Goal =>
Filter the entries below, keeping every line that has the word "ylabel".
## Start Provided records
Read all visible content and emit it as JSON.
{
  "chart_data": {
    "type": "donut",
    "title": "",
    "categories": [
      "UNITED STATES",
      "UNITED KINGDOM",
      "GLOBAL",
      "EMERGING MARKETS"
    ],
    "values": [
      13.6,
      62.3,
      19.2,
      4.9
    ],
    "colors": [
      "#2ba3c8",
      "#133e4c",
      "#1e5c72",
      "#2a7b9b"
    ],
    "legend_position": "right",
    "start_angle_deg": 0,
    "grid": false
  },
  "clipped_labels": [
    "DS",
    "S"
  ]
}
## End Provided records
## Start Provided records
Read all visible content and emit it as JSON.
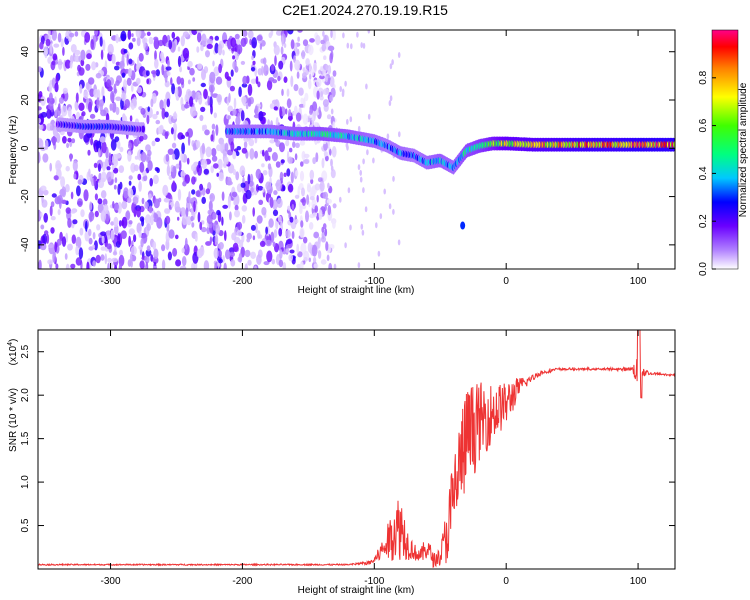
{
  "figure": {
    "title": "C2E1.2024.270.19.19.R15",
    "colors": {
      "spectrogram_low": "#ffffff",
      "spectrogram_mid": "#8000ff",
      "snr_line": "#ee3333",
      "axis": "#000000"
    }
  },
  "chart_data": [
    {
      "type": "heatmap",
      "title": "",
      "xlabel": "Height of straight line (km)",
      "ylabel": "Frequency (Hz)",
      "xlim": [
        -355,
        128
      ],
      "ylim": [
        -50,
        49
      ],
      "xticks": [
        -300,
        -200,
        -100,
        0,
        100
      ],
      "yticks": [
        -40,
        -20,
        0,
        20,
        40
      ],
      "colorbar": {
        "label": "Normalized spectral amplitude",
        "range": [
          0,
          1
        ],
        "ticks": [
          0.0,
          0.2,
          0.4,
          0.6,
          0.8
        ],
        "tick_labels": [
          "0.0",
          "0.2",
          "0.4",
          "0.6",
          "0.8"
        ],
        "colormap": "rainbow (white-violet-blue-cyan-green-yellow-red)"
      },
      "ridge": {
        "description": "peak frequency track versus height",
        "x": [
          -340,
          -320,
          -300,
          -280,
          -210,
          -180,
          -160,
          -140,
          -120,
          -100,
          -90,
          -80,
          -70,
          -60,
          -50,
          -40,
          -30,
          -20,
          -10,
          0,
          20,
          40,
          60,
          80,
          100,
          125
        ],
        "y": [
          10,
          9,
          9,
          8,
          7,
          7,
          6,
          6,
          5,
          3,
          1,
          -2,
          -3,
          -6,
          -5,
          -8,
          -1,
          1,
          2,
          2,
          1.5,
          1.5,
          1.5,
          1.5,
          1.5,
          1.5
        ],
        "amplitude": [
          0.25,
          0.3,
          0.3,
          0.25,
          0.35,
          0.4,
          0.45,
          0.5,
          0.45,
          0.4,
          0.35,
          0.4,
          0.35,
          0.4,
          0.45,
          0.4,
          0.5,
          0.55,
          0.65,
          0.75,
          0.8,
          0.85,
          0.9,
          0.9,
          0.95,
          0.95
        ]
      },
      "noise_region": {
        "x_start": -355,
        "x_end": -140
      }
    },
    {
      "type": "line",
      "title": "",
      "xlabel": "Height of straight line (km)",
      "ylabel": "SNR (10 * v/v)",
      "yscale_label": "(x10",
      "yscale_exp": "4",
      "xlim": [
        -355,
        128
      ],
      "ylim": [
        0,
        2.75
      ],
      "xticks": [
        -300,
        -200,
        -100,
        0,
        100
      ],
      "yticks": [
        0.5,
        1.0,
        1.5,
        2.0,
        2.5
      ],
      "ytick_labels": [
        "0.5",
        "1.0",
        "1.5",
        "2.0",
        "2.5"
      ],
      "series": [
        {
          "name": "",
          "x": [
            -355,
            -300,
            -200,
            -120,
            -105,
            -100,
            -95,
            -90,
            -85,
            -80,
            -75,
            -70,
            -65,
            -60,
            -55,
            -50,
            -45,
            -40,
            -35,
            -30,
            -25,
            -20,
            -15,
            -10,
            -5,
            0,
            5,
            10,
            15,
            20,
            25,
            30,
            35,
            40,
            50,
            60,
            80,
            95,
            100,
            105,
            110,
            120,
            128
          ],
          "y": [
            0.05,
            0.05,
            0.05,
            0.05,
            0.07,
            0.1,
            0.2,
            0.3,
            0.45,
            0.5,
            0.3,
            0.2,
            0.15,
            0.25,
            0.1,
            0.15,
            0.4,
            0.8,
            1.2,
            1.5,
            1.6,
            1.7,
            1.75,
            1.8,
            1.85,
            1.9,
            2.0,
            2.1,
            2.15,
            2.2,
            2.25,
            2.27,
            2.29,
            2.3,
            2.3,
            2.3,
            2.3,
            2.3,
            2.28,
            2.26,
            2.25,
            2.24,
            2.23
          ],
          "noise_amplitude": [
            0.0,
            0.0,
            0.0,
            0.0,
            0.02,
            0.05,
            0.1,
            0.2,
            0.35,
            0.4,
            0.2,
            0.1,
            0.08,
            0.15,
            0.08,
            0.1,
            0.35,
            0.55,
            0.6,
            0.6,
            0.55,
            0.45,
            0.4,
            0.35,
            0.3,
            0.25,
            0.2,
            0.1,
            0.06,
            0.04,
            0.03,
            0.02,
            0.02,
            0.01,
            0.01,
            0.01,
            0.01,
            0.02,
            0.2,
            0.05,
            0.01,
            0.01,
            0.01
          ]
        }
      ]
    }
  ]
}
## End Provided records
The output =>
      "ylabel": "Frequency (Hz)",
      "ylabel": "SNR (10 * v/v)",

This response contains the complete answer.